------ TEXTAUSZUG
Limpurg ein edle Stad
Im Land die schönste Kirche had.

Glorreich thront sie verschmolzen mit der Burg, ein vollendetes Menschenwerk zwischen den Elementen; dienend trägt sie der Fels, schützend umrauscht sie der Strom, Winde und Gestirne kränzen sie. Von der alten steinernen Lahnbrücke hinaufblickend, nimmt das Auge sie auf wie Musik: der Stein wird Mauer, die Mauer wird Gestalt, die Gestalt Harmonie. Die sieben Türme der Kathedrale sollen die sieben Sakramente bedeuten; der große Turm über der Vierung, heißt es, stelle den Mittelpunkt des Glaubens, das Sakrament des Abendmahls dar. So schweben die ewigen Mysterien des Lebens als ein triumphierender Akkord zwischen Himmel und Erde.

Über zwei untergegangenen Kirchen erhebt sich der Dom als die dritte, die Burg, wie die Sage will, über den Trümmern eines römischen, von Drusus errichteten Kastells. Die Grafen des Niederlahngaus, die die Burg bewohnten, waren die jeweiligen Gründer der Kirchen, von denen die erste in der ersten Hälfte des neunten Jahrhunderts durch den Erzbischof Hatto von Trier dem heiligen Georg geweiht wurde. Die zweite gründete hundert Jahre später, mit einem Stift sie verbindend, der Gaugraf Konrad Kurzbold, dessen Grabmal der Dom bewahrt. Es ist so außerordentlich schön, daß man, indem man es betrachtet, den Dom für einen Schrein halten möchte, aufgebaut, um diese Reliquie einzufassen. Die steinerne Bahre, auf der der Tote liegt, ist von leichter Anmut, dem Jugendbild angemessen, das sie trägt. Das Antlitz des Gaugrafen ist schmal und hat einen strengen, fast asketischen Zug bei aller Lieblichkeit; das Antlitz eines vornehmen Jünglings, der um hoher Ziele willen nicht ohne Schmerz und Selbstüberwindung viel verzichtet hat.
------------
• **AUFGABENSTELLUNG**:
1. Beantworte zum Textauszug kurz:
(a) Wie viele Türme hat die Kathedrale?
(b) Welchem Heiligen wurde die erste Kirche geweiht?
(c) Wer gründete die zweite Kirche?
2. Nenne bitte jede der Zeilen, in der die Zeichenfolge „year“ vorkommt; Groß- und Kleinschreibung wird beachtet.
Die Zeilen stehen in keinem Zusammenhang mit dem Textauszug.
------ ZEILENBESTAND
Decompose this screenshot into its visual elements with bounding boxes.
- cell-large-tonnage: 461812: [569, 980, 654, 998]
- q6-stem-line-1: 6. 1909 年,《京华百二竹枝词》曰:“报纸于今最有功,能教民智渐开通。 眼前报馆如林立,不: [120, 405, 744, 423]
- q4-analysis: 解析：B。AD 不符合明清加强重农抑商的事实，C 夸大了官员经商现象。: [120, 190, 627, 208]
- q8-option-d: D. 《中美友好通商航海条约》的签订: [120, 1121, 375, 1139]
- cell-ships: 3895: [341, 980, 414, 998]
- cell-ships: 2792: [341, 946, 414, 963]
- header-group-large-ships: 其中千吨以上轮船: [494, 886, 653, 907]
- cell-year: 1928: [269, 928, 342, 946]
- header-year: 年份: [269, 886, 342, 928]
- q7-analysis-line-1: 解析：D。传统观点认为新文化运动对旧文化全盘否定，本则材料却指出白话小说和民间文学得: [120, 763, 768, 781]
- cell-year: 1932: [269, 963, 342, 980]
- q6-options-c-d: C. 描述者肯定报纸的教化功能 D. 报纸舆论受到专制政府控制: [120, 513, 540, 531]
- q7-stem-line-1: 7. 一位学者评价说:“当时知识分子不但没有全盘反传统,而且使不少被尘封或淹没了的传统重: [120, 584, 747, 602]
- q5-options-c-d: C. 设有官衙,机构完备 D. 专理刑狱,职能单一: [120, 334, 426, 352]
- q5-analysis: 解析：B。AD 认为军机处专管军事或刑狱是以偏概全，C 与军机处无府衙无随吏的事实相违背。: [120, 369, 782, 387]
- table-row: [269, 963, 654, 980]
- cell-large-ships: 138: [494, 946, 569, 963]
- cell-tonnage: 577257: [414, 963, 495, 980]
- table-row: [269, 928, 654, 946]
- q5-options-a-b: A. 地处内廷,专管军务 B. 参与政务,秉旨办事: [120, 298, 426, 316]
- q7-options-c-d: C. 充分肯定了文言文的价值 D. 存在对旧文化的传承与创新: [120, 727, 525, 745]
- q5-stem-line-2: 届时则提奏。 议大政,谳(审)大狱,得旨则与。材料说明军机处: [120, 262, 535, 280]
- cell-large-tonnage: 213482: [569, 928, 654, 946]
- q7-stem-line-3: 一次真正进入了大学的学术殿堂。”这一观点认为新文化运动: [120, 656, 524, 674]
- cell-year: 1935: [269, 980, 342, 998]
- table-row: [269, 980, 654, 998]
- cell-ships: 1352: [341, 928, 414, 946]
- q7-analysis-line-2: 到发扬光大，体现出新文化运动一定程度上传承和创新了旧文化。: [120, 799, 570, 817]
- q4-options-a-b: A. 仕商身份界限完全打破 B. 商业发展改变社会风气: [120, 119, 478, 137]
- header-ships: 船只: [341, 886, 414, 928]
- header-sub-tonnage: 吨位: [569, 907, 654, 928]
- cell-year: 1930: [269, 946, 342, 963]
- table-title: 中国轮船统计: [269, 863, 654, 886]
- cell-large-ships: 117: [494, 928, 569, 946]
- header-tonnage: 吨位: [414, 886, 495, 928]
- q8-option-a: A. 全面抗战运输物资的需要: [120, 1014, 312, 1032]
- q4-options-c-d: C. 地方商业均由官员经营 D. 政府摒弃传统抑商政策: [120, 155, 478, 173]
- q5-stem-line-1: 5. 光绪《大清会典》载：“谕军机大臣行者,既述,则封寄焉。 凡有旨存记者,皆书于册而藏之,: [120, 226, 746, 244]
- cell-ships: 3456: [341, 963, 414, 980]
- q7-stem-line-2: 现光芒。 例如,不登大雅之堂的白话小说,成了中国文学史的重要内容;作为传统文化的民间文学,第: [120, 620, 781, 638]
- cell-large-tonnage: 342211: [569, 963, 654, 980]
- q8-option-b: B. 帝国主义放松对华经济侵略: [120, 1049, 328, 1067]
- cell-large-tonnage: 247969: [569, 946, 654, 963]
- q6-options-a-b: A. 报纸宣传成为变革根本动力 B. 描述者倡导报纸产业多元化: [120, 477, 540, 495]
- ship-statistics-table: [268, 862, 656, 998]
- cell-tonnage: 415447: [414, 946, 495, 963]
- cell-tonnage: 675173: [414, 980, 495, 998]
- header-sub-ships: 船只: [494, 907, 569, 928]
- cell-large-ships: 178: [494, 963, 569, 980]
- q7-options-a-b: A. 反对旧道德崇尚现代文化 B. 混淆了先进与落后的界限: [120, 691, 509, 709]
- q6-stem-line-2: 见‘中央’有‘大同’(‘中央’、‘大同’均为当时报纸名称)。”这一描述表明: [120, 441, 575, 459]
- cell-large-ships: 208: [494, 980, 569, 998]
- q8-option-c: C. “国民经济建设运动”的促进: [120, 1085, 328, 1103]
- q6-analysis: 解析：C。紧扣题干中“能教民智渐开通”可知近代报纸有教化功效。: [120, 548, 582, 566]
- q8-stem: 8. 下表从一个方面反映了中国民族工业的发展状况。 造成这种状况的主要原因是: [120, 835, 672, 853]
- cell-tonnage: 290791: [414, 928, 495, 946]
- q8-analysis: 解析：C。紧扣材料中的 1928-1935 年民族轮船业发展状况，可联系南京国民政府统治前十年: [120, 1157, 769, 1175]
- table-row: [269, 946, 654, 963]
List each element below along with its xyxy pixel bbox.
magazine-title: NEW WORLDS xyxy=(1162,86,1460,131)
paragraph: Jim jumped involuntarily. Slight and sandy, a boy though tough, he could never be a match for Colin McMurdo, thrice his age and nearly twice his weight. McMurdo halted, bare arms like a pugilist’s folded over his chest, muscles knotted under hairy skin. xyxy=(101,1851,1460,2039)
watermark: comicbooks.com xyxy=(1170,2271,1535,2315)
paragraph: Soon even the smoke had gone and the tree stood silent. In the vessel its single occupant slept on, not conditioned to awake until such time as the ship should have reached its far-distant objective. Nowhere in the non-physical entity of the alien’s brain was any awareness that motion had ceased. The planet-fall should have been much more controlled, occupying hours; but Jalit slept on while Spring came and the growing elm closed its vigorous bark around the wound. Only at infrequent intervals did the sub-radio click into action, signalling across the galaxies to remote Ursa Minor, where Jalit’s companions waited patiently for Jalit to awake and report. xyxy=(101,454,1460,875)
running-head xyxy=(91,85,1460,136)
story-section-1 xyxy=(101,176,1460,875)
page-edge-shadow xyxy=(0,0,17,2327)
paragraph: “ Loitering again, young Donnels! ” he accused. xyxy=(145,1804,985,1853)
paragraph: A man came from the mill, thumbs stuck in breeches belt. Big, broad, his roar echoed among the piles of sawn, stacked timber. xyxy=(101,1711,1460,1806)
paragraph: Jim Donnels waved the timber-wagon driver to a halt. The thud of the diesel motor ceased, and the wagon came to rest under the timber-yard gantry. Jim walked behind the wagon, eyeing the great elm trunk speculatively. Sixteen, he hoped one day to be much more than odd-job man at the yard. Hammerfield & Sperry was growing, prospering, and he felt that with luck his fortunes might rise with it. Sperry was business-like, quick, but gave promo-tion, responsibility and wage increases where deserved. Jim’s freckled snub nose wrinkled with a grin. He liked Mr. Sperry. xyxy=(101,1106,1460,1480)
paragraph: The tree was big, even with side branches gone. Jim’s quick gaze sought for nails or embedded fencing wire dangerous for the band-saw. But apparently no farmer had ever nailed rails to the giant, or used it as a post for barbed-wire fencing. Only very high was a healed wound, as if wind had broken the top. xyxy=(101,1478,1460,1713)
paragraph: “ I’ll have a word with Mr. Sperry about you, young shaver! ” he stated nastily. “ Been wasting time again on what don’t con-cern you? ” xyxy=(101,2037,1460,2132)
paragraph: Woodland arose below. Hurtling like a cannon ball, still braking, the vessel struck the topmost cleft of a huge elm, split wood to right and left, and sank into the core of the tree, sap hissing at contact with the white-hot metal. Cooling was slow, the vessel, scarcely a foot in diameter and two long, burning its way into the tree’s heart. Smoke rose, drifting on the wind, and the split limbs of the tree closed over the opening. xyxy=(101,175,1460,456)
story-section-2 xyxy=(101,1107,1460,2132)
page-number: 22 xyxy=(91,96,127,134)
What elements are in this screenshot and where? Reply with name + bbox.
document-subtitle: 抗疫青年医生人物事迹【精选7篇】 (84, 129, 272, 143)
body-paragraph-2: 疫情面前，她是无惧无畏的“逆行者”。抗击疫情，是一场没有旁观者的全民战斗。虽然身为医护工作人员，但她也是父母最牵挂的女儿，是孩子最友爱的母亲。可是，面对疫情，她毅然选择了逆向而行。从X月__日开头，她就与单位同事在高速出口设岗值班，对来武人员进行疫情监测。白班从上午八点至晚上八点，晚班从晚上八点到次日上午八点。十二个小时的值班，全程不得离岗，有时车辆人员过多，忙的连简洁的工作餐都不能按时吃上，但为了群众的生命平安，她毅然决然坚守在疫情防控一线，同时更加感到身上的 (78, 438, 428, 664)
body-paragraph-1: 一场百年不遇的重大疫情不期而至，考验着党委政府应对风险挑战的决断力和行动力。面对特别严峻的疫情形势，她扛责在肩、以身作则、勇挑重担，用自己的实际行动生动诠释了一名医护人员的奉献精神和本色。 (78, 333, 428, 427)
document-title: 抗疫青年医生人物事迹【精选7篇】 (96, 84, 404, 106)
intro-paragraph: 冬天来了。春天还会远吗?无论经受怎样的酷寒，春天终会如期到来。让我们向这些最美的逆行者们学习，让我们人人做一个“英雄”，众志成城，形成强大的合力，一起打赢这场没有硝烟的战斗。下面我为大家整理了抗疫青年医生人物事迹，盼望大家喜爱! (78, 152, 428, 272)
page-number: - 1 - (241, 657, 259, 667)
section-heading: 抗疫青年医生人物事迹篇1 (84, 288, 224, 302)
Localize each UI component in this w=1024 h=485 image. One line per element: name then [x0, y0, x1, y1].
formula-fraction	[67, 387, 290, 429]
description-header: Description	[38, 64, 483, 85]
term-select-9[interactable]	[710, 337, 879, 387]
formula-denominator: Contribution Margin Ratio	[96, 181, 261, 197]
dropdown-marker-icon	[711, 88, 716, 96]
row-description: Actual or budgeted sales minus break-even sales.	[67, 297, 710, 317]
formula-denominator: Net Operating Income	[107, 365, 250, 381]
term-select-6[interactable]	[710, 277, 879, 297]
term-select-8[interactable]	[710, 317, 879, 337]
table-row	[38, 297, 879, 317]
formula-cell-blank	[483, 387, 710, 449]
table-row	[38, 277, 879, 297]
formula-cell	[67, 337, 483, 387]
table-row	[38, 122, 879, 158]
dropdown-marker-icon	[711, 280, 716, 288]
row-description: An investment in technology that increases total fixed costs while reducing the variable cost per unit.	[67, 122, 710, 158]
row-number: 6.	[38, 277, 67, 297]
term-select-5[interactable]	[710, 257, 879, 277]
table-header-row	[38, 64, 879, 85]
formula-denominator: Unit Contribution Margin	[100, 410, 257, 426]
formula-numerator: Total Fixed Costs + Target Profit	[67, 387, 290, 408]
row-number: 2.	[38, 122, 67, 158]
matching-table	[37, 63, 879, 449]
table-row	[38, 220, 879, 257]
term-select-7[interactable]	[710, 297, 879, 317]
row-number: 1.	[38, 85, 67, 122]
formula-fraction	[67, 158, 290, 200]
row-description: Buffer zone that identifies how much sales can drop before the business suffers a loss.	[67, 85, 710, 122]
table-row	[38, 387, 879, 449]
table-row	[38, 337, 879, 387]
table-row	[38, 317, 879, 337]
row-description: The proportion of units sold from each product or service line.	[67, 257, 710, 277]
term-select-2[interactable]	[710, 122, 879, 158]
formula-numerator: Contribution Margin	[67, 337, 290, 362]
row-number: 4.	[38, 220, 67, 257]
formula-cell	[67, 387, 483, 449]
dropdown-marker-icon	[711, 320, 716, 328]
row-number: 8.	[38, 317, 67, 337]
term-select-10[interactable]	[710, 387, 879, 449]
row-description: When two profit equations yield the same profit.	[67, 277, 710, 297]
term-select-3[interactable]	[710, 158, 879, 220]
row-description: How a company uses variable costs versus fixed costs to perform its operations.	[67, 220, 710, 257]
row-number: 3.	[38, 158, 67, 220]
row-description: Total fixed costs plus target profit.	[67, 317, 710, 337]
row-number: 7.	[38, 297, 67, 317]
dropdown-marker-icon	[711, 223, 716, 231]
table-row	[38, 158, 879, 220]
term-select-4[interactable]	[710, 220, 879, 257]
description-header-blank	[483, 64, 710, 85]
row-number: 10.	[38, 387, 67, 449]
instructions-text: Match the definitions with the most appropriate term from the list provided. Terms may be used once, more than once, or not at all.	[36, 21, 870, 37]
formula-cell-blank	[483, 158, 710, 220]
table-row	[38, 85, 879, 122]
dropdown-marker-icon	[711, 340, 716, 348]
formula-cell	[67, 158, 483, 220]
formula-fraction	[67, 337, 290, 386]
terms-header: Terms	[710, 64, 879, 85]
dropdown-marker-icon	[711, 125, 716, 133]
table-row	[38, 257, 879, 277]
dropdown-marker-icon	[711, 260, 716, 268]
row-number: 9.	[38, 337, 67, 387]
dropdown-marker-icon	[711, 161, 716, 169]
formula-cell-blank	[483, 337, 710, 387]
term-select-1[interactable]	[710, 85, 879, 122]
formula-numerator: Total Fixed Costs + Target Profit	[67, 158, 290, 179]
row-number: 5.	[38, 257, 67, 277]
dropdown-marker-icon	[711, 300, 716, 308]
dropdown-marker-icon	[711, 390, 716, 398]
------------
• **ANTWORTEN**:
1.
(a) Sieben.
(b) Dem heiligen Georg.
(c) Der Gaugraf Konrad Kurzbold.

2.
- cell-year: 1928: [269, 928, 342, 946]
- header-year: 年份: [269, 886, 342, 928]
- cell-year: 1932: [269, 963, 342, 980]
- cell-year: 1935: [269, 980, 342, 998]
- cell-year: 1930: [269, 946, 342, 963]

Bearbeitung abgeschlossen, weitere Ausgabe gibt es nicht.